Extrait cité »
━━━━━━━━━━━━━━━━
Rapprochement Turquie-Syrie
Le 7 juillet, alors qu’il rentrait de Berlin, Erdoğan a déclaré que si Assad faisait un pas en avant, la Turquie en ferait aussi un, et que l’invitation était proche. Il aurait été souhaitable que la Russie accepte que la Turquie joue le même rôle dans la guerre entre l’Ukraine et la Russie, qui progresse difficilement et épuise les deux parties, comme elle essaie de nous faire asseoir à la table avec la Syrie...
Source : Yetkin Report
La semaine dernière, lors du sommet de l’Organisation de coopération de Shanghai à Astana, les journaux rapportaient que le président Tayyip Erdoğan et le président syrien Bachar al-Assad pourraient se rencontrer. Erdoğan a rencontré de nombreux dirigeants, du président russe Vladimir Poutine à ceux de l’Azerbaïdjan, du Pakistan et de la Mongolie, mais n’a pas été photographié avec Assad.
Cependant, dans l’avion de retour, il a envoyé des messages importants concernant la normalisation des relations Ankara-Damas. Quand Erdoğan a dit aux journalistes qu’il avait invités Poutine et Assad en Turquie, tout le monde, y compris moi, a pensé que le sommet se tiendrait à Ankara.
Rapprochement Turquie-Syrie : Où aura lieu la rencontre ?
Ensuite, une nouvelle basée sur des sources syriennes a fuité : Erdoğan et Assad se rencontreraient à Bagdad dans quelques semaines, avec la médiation de l’Irak.
━━━━━━━━━━━━━━━━
Lignes de données »
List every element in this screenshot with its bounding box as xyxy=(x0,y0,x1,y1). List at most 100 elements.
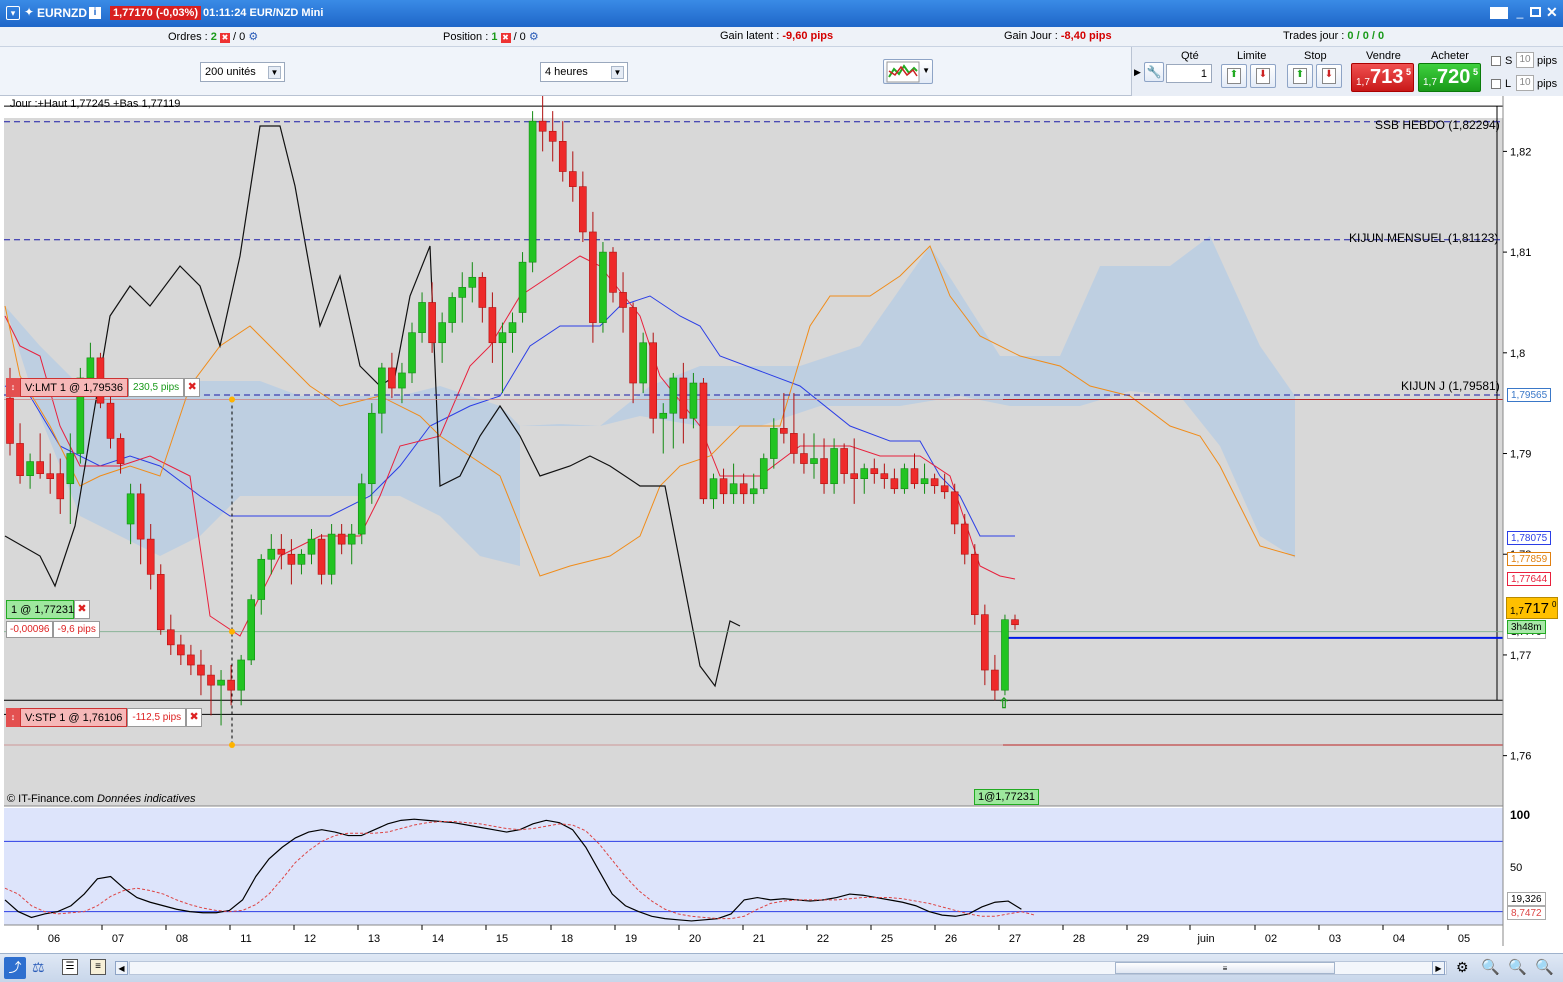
━━━━━━━━━━━━━━━━
Travail demandé »
Restituez mot pour mot le passage de l'extrait sur le rapprochement turco-syrien qui s'ouvre sur les mots contenant "Source : Yetkin" et se clôt sur "la rencontre ?". Pour répondre, appuyez-vous uniquement sur l'extrait.

Résultat ci-dessous »
Source : Yetkin Report
La semaine dernière, lors du sommet de l’Organisation de coopération de Shanghai à Astana, les journaux rapportaient que le président Tayyip Erdoğan et le président syrien Bachar al-Assad pourraient se rencontrer. Erdoğan a rencontré de nombreux dirigeants, du président russe Vladimir Poutine à ceux de l’Azerbaïdjan, du Pakistan et de la Mongolie, mais n’a pas été photographié avec Assad.
Cependant, dans l’avion de retour, il a envoyé des messages importants concernant la normalisation des relations Ankara-Damas. Quand Erdoğan a dit aux journalistes qu’il avait invités Poutine et Assad en Turquie, tout le monde, y compris moi, a pensé que le sommet se tiendrait à Ankara.
Rapprochement Turquie-Syrie : Où aura lieu la rencontre ?